QUOTED PASSAGE -
Camera components #
Hardware components #
Components in a camera:
- Lens: Determines focus, depth of field, and field of view.
- Image Sensor: Translates optical images into electronic signals, common types:
- CCD (Charge-Coupled Device): Known for high-quality, low-noise images but consumes more power.
- CMOS (Complementary Metal-Oxide Semiconductor): More power-efficient and affordable but traditionally lower in quality.
- Shutters: Controls exposure; includes mechanical and electronic shutters.
- Rolling Shutter: Allows continuous photon gathering, increasing sensitivity but introducing motion artifacts.
- Global Shutter: Captures a full image at once, reducing motion distortion.
Sensors #
CCD vs. CMOS:
- CCD sensors are preferred for high-resolution applications but are power-intensive.
- CMOS sensors are cheaper, consume less power, and are improving in quality.
Noise Types:
- Temporal Noise: Random fluctuations over time, reduced by averaging.
- Spatial Noise: Variations across the sensor array, related to manufacturing.
Lenses #
Types of lenses:
Standard Lenses: Common in everyday applications, providing a balance of image size and field of view.
Telephoto Lenses: Provide magnification, suitable for distant objects but with a narrower field of view.
Wide-angle Lenses: Capture larger fields of view, useful for confined spaces.

REQUEST -
Quote the notes on camera components in full, word for word. The material that comes after this text is not needed for anything here.

DATA ROWS -
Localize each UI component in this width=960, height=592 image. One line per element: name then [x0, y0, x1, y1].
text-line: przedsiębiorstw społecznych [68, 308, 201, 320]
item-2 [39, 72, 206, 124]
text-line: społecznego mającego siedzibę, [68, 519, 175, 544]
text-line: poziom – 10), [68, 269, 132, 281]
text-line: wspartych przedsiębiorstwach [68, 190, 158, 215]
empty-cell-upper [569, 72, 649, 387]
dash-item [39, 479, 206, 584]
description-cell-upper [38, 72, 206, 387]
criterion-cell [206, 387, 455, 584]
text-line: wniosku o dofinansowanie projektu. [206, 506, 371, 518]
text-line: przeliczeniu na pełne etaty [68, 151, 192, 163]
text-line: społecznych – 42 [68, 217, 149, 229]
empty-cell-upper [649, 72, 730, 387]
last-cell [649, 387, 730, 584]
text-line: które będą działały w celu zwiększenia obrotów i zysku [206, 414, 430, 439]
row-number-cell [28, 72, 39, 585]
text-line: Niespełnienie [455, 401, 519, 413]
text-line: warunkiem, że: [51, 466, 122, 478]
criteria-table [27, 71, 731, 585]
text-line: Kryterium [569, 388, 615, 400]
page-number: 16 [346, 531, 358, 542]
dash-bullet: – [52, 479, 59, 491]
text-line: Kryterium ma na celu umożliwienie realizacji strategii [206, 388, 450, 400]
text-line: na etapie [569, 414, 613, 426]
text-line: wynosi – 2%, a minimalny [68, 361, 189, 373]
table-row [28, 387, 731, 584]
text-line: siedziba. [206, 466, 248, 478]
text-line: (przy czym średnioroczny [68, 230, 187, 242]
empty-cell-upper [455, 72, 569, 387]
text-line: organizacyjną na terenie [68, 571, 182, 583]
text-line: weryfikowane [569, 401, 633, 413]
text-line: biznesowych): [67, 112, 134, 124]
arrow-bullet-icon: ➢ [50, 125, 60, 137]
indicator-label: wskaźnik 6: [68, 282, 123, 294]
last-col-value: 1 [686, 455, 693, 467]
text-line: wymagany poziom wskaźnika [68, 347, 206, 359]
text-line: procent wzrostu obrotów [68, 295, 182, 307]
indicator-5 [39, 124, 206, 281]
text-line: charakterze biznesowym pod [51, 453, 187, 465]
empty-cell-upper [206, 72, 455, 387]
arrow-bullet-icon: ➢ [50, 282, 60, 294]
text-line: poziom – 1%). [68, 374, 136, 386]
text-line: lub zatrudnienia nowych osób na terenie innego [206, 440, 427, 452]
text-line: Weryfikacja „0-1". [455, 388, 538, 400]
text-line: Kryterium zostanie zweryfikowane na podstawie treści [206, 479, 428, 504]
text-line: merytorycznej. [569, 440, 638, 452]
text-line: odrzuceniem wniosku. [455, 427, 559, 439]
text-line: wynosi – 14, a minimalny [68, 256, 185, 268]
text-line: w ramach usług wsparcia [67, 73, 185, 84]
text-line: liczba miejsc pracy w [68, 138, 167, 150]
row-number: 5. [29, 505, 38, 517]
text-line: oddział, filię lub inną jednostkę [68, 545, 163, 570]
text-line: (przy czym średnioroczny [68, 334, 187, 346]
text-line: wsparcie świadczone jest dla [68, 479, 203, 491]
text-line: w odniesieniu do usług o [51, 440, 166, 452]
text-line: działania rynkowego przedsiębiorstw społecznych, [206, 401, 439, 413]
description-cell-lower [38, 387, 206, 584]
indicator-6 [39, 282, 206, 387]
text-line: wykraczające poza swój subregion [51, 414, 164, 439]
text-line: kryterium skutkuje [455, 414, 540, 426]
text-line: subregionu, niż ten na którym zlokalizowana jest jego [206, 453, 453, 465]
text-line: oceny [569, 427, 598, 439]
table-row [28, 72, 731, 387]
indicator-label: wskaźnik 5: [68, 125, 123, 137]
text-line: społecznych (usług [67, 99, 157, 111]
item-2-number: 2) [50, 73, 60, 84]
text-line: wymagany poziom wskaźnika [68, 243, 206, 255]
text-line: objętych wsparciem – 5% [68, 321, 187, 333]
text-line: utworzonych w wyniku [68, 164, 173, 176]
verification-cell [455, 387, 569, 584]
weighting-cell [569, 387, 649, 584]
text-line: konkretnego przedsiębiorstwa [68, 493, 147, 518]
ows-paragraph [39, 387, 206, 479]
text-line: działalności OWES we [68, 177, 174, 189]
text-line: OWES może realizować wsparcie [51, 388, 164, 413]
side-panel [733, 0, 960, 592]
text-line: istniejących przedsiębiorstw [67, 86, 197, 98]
---
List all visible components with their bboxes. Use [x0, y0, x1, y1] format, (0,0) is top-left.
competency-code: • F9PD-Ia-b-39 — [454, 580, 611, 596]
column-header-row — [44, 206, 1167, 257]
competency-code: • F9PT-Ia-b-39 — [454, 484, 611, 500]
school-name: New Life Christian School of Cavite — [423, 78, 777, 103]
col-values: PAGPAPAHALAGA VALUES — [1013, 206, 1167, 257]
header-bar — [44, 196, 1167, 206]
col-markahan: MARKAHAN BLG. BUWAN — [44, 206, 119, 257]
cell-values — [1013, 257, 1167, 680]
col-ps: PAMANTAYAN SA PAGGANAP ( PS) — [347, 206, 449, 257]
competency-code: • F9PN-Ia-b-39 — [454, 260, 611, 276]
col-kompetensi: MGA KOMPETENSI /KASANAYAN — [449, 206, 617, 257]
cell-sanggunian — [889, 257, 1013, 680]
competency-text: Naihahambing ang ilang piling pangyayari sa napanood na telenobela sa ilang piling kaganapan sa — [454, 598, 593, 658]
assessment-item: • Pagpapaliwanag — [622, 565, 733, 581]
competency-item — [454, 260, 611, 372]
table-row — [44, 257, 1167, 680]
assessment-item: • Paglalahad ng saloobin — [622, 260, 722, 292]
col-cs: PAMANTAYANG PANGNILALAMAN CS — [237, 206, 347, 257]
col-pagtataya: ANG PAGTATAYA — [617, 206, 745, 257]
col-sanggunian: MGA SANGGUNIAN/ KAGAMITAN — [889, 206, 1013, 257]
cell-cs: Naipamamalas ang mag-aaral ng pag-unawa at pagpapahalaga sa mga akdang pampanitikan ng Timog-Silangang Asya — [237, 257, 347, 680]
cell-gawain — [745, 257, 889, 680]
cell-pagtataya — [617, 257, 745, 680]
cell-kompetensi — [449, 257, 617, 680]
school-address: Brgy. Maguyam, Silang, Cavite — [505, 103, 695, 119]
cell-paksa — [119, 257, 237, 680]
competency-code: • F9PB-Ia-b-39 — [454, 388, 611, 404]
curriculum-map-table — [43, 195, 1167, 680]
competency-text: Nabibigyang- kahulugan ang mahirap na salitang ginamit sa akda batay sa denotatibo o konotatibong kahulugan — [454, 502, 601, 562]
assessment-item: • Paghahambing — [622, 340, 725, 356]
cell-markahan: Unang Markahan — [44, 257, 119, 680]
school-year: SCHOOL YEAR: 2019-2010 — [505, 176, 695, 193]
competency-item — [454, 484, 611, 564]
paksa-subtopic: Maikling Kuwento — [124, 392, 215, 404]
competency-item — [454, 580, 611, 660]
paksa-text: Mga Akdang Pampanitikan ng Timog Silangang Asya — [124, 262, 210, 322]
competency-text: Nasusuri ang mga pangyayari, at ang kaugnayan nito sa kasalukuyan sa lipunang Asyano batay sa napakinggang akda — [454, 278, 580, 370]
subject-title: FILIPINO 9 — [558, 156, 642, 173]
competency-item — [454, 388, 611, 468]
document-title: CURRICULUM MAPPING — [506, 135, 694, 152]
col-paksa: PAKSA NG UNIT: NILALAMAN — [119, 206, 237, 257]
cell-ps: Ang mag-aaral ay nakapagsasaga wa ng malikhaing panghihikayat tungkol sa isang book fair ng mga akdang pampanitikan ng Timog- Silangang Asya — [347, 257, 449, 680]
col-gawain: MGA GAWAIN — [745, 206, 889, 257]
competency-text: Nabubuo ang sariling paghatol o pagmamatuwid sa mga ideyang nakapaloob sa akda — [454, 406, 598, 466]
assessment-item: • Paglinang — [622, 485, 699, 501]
---
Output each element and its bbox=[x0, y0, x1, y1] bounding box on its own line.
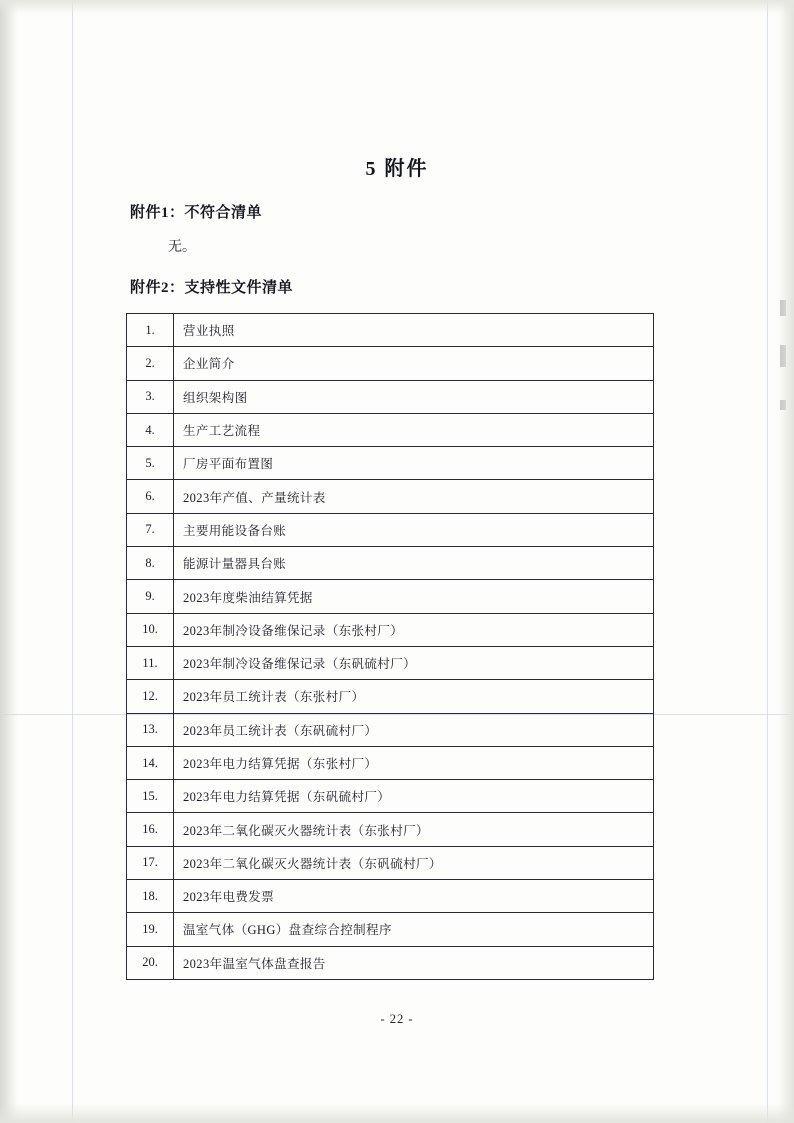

WRITTEN RESPONSE -
Camera components #
Hardware components #
Components in a camera:
- Lens: Determines focus, depth of field, and field of view.
- Image Sensor: Translates optical images into electronic signals, common types:
- CCD (Charge-Coupled Device): Known for high-quality, low-noise images but consumes more power.
- CMOS (Complementary Metal-Oxide Semiconductor): More power-efficient and affordable but traditionally lower in quality.
- Shutters: Controls exposure; includes mechanical and electronic shutters.
- Rolling Shutter: Allows continuous photon gathering, increasing sensitivity but introducing motion artifacts.
- Global Shutter: Captures a full image at once, reducing motion distortion.
Sensors #
CCD vs. CMOS:
- CCD sensors are preferred for high-resolution applications but are power-intensive.
- CMOS sensors are cheaper, consume less power, and are improving in quality.
Noise Types:
- Temporal Noise: Random fluctuations over time, reduced by averaging.
- Spatial Noise: Variations across the sensor array, related to manufacturing.
Lenses #
Types of lenses:
Standard Lenses: Common in everyday applications, providing a balance of image size and field of view.
Telephoto Lenses: Provide magnification, suitable for distant objects but with a narrower field of view.
Wide-angle Lenses: Capture larger fields of view, useful for confined spaces.